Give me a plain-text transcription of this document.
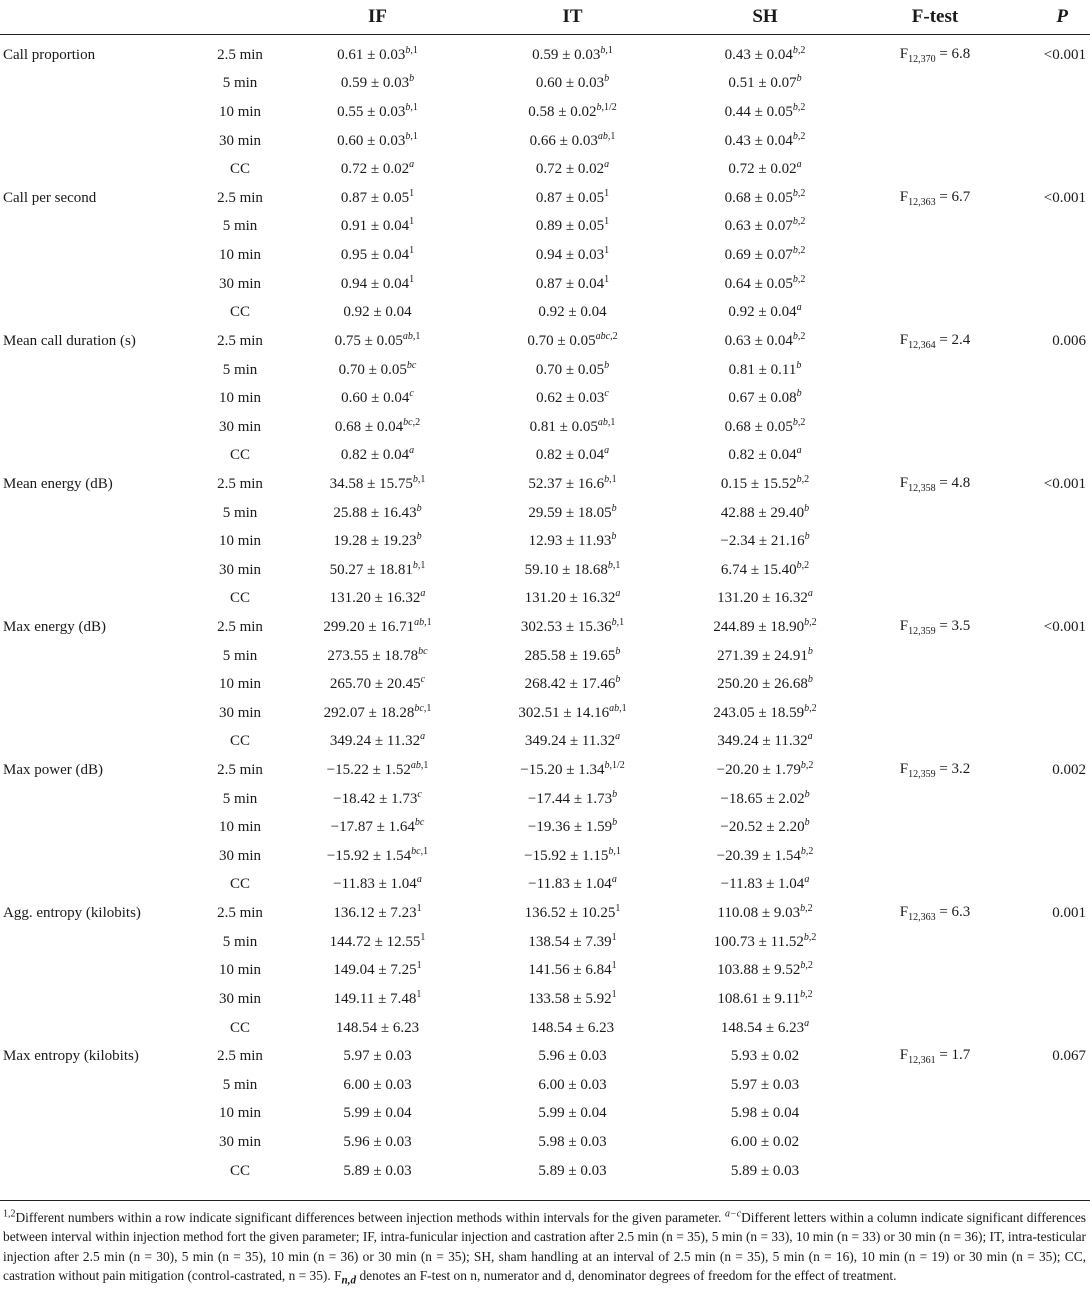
		IF	IT	SH	F-test	P
Call proportion	2.5 min	$0.61 \pm 0.03^{b,1}$	$0.59 \pm 0.03^{b,1}$	$0.43 \pm 0.04^{b,2}$	$F_{12,370} = 6.8$	<0.001
	5 min	0.59 ± 0.03$^b$	0.60 ± 0.03$^b$	0.51 ± 0.07$^b$		
	10 min	$0.55 \pm 0.03^{b,1}$	$0.58 \pm 0.02^{b,1/2}$	$0.44 \pm 0.05^{b,2}$		
	30 min	$0.60 \pm 0.03^{b,1}$	$0.66 \pm 0.03^{ab,1}$	$0.43 \pm 0.04^{b,2}$		
	CC	0.72 ± 0.02$^a$	0.72 ± 0.02$^a$	0.72 ± 0.02$^a$		
Call per second	2.5 min	$0.87 \pm 0.05^1$	$0.87 \pm 0.05^1$	$0.68 \pm 0.05^{b,2}$	$F_{12,363} = 6.7$	<0.001
	5 min	$0.91 \pm 0.04^1$	$0.89 \pm 0.05^1$	$0.63 \pm 0.07^{b,2}$		
	10 min	$0.95 \pm 0.04^1$	$0.94 \pm 0.03^1$	$0.69 \pm 0.07^{b,2}$		
	30 min	$0.94 \pm 0.04^1$	$0.87 \pm 0.04^1$	$0.64 \pm 0.05^{b,2}$		
	CC	0.92 ± 0.04	0.92 ± 0.04	0.92 ± 0.04$^a$		
Mean call duration (s)	2.5 min	$0.75 \pm 0.05^{ab,1}$	$0.70 \pm 0.05^{abc,2}$	$0.63 \pm 0.04^{b,2}$	$F_{12,364} = 2.4$	0.006
	5 min	0.70 ± 0.05$^{bc}$	0.70 ± 0.05$^b$	0.81 ± 0.11$^b$		
	10 min	0.60 ± 0.04$^c$	0.62 ± 0.03$^c$	0.67 ± 0.08$^b$		
	30 min	$0.68 \pm 0.04^{bc,2}$	$0.81 \pm 0.05^{ab,1}$	$0.68 \pm 0.05^{b,2}$		
	CC	0.82 ± 0.04$^a$	0.82 ± 0.04$^a$	0.82 ± 0.04$^a$		
Mean energy (dB)	2.5 min	$34.58 \pm 15.75^{b,1}$	$52.37 \pm 16.6^{b,1}$	$0.15 \pm 15.52^{b,2}$	$F_{12,358} = 4.8$	<0.001
	5 min	25.88 ± 16.43$^b$	29.59 ± 18.05$^b$	42.88 ± 29.40$^b$		
	10 min	19.28 ± 19.23$^b$	12.93 ± 11.93$^b$	−2.34 ± 21.16$^b$		
	30 min	$50.27 \pm 18.81^{b,1}$	$59.10 \pm 18.68^{b,1}$	$6.74 \pm 15.40^{b,2}$		
	CC	131.20 ± 16.32$^a$	131.20 ± 16.32$^a$	131.20 ± 16.32$^a$		
Max energy (dB)	2.5 min	$299.20 \pm 16.71^{ab,1}$	$302.53 \pm 15.36^{b,1}$	$244.89 \pm 18.90^{b,2}$	$F_{12,359} = 3.5$	<0.001
	5 min	273.55 ± 18.78$^{bc}$	285.58 ± 19.65$^b$	271.39 ± 24.91$^b$		
	10 min	265.70 ± 20.45$^c$	268.42 ± 17.46$^b$	250.20 ± 26.68$^b$		
	30 min	$292.07 \pm 18.28^{bc,1}$	$302.51 \pm 14.16^{ab,1}$	$243.05 \pm 18.59^{b,2}$		
	CC	349.24 ± 11.32$^a$	349.24 ± 11.32$^a$	349.24 ± 11.32$^a$		
Max power (dB)	2.5 min	$-15.22 \pm 1.52^{ab,1}$	$-15.20 \pm 1.34^{b,1/2}$	$-20.20 \pm 1.79^{b,2}$	$F_{12,359} = 3.2$	0.002
	5 min	−18.42 ± 1.73$^c$	−17.44 ± 1.73$^b$	−18.65 ± 2.02$^b$		
	10 min	−17.87 ± 1.64$^{bc}$	−19.36 ± 1.59$^b$	−20.52 ± 2.20$^b$		
	30 min	$-15.92 \pm 1.54^{bc,1}$	$-15.92 \pm 1.15^{b,1}$	$-20.39 \pm 1.54^{b,2}$		
	CC	−11.83 ± 1.04$^a$	−11.83 ± 1.04$^a$	−11.83 ± 1.04$^a$		
Agg. entropy (kilobits)	2.5 min	$136.12 \pm 7.23^1$	$136.52 \pm 10.25^1$	$110.08 \pm 9.03^{b,2}$	$F_{12,363} = 6.3$	0.001
	5 min	$144.72 \pm 12.55^1$	$138.54 \pm 7.39^1$	$100.73 \pm 11.52^{b,2}$		
	10 min	$149.04 \pm 7.25^1$	$141.56 \pm 6.84^1$	$103.88 \pm 9.52^{b,2}$		
	30 min	$149.11 \pm 7.48^1$	$133.58 \pm 5.92^1$	$108.61 \pm 9.11^{b,2}$		
	CC	148.54 ± 6.23	148.54 ± 6.23	148.54 ± 6.23$^a$		
Max entropy (kilobits)	2.5 min	5.97 ± 0.03	5.96 ± 0.03	5.93 ± 0.02	$F_{12,361} = 1.7$	0.067
	5 min	6.00 ± 0.03	6.00 ± 0.03	5.97 ± 0.03		
	10 min	5.99 ± 0.04	5.99 ± 0.04	5.98 ± 0.04		
	30 min	5.96 ± 0.03	5.98 ± 0.03	6.00 ± 0.02		
	CC	5.89 ± 0.03	5.89 ± 0.03	5.89 ± 0.03		

$^{1,2}$Different numbers within a row indicate significant differences between injection methods within intervals for the given parameter. $^{a-c}$Different letters within a column indicate significant differences between interval within injection method fort the given parameter; IF, intra-funicular injection and castration after 2.5 min (n = 35), 5 min (n = 33), 10 min (n = 33) or 30 min (n = 36); IT, intra-testicular injection after 2.5 min (n = 30), 5 min (n = 35), 10 min (n = 36) or 30 min (n = 35); SH, sham handling at an interval of 2.5 min (n = 35), 5 min (n = 16), 10 min (n = 19) or 30 min (n = 35); CC, castration without pain mitigation (control-castrated, n = 35). $F_{n,d}$ denotes an F-test on n, numerator and d, denominator degrees of freedom for the effect of treatment.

**Work instructions:** Print every entry above again without changing a word, and omit the pictures.

**Final answer:**
Give me a plain-text transcription of this document.
		IF	IT	SH	F-test	P
Call proportion	2.5 min	$0.61 \pm 0.03^{b,1}$	$0.59 \pm 0.03^{b,1}$	$0.43 \pm 0.04^{b,2}$	$F_{12,370} = 6.8$	<0.001
	5 min	0.59 ± 0.03$^b$	0.60 ± 0.03$^b$	0.51 ± 0.07$^b$		
	10 min	$0.55 \pm 0.03^{b,1}$	$0.58 \pm 0.02^{b,1/2}$	$0.44 \pm 0.05^{b,2}$		
	30 min	$0.60 \pm 0.03^{b,1}$	$0.66 \pm 0.03^{ab,1}$	$0.43 \pm 0.04^{b,2}$		
	CC	0.72 ± 0.02$^a$	0.72 ± 0.02$^a$	0.72 ± 0.02$^a$		
Call per second	2.5 min	$0.87 \pm 0.05^1$	$0.87 \pm 0.05^1$	$0.68 \pm 0.05^{b,2}$	$F_{12,363} = 6.7$	<0.001
	5 min	$0.91 \pm 0.04^1$	$0.89 \pm 0.05^1$	$0.63 \pm 0.07^{b,2}$		
	10 min	$0.95 \pm 0.04^1$	$0.94 \pm 0.03^1$	$0.69 \pm 0.07^{b,2}$		
	30 min	$0.94 \pm 0.04^1$	$0.87 \pm 0.04^1$	$0.64 \pm 0.05^{b,2}$		
	CC	0.92 ± 0.04	0.92 ± 0.04	0.92 ± 0.04$^a$		
Mean call duration (s)	2.5 min	$0.75 \pm 0.05^{ab,1}$	$0.70 \pm 0.05^{abc,2}$	$0.63 \pm 0.04^{b,2}$	$F_{12,364} = 2.4$	0.006
	5 min	0.70 ± 0.05$^{bc}$	0.70 ± 0.05$^b$	0.81 ± 0.11$^b$		
	10 min	0.60 ± 0.04$^c$	0.62 ± 0.03$^c$	0.67 ± 0.08$^b$		
	30 min	$0.68 \pm 0.04^{bc,2}$	$0.81 \pm 0.05^{ab,1}$	$0.68 \pm 0.05^{b,2}$		
	CC	0.82 ± 0.04$^a$	0.82 ± 0.04$^a$	0.82 ± 0.04$^a$		
Mean energy (dB)	2.5 min	$34.58 \pm 15.75^{b,1}$	$52.37 \pm 16.6^{b,1}$	$0.15 \pm 15.52^{b,2}$	$F_{12,358} = 4.8$	<0.001
	5 min	25.88 ± 16.43$^b$	29.59 ± 18.05$^b$	42.88 ± 29.40$^b$		
	10 min	19.28 ± 19.23$^b$	12.93 ± 11.93$^b$	−2.34 ± 21.16$^b$		
	30 min	$50.27 \pm 18.81^{b,1}$	$59.10 \pm 18.68^{b,1}$	$6.74 \pm 15.40^{b,2}$		
	CC	131.20 ± 16.32$^a$	131.20 ± 16.32$^a$	131.20 ± 16.32$^a$		
Max energy (dB)	2.5 min	$299.20 \pm 16.71^{ab,1}$	$302.53 \pm 15.36^{b,1}$	$244.89 \pm 18.90^{b,2}$	$F_{12,359} = 3.5$	<0.001
	5 min	273.55 ± 18.78$^{bc}$	285.58 ± 19.65$^b$	271.39 ± 24.91$^b$		
	10 min	265.70 ± 20.45$^c$	268.42 ± 17.46$^b$	250.20 ± 26.68$^b$		
	30 min	$292.07 \pm 18.28^{bc,1}$	$302.51 \pm 14.16^{ab,1}$	$243.05 \pm 18.59^{b,2}$		
	CC	349.24 ± 11.32$^a$	349.24 ± 11.32$^a$	349.24 ± 11.32$^a$		
Max power (dB)	2.5 min	$-15.22 \pm 1.52^{ab,1}$	$-15.20 \pm 1.34^{b,1/2}$	$-20.20 \pm 1.79^{b,2}$	$F_{12,359} = 3.2$	0.002
	5 min	−18.42 ± 1.73$^c$	−17.44 ± 1.73$^b$	−18.65 ± 2.02$^b$		
	10 min	−17.87 ± 1.64$^{bc}$	−19.36 ± 1.59$^b$	−20.52 ± 2.20$^b$		
	30 min	$-15.92 \pm 1.54^{bc,1}$	$-15.92 \pm 1.15^{b,1}$	$-20.39 \pm 1.54^{b,2}$		
	CC	−11.83 ± 1.04$^a$	−11.83 ± 1.04$^a$	−11.83 ± 1.04$^a$		
Agg. entropy (kilobits)	2.5 min	$136.12 \pm 7.23^1$	$136.52 \pm 10.25^1$	$110.08 \pm 9.03^{b,2}$	$F_{12,363} = 6.3$	0.001
	5 min	$144.72 \pm 12.55^1$	$138.54 \pm 7.39^1$	$100.73 \pm 11.52^{b,2}$		
	10 min	$149.04 \pm 7.25^1$	$141.56 \pm 6.84^1$	$103.88 \pm 9.52^{b,2}$		
	30 min	$149.11 \pm 7.48^1$	$133.58 \pm 5.92^1$	$108.61 \pm 9.11^{b,2}$		
	CC	148.54 ± 6.23	148.54 ± 6.23	148.54 ± 6.23$^a$		
Max entropy (kilobits)	2.5 min	5.97 ± 0.03	5.96 ± 0.03	5.93 ± 0.02	$F_{12,361} = 1.7$	0.067
	5 min	6.00 ± 0.03	6.00 ± 0.03	5.97 ± 0.03		
	10 min	5.99 ± 0.04	5.99 ± 0.04	5.98 ± 0.04		
	30 min	5.96 ± 0.03	5.98 ± 0.03	6.00 ± 0.02		
	CC	5.89 ± 0.03	5.89 ± 0.03	5.89 ± 0.03		

$^{1,2}$Different numbers within a row indicate significant differences between injection methods within intervals for the given parameter. $^{a-c}$Different letters within a column indicate significant differences between interval within injection method fort the given parameter; IF, intra-funicular injection and castration after 2.5 min (n = 35), 5 min (n = 33), 10 min (n = 33) or 30 min (n = 36); IT, intra-testicular injection after 2.5 min (n = 30), 5 min (n = 35), 10 min (n = 36) or 30 min (n = 35); SH, sham handling at an interval of 2.5 min (n = 35), 5 min (n = 16), 10 min (n = 19) or 30 min (n = 35); CC, castration without pain mitigation (control-castrated, n = 35). $F_{n,d}$ denotes an F-test on n, numerator and d, denominator degrees of freedom for the effect of treatment.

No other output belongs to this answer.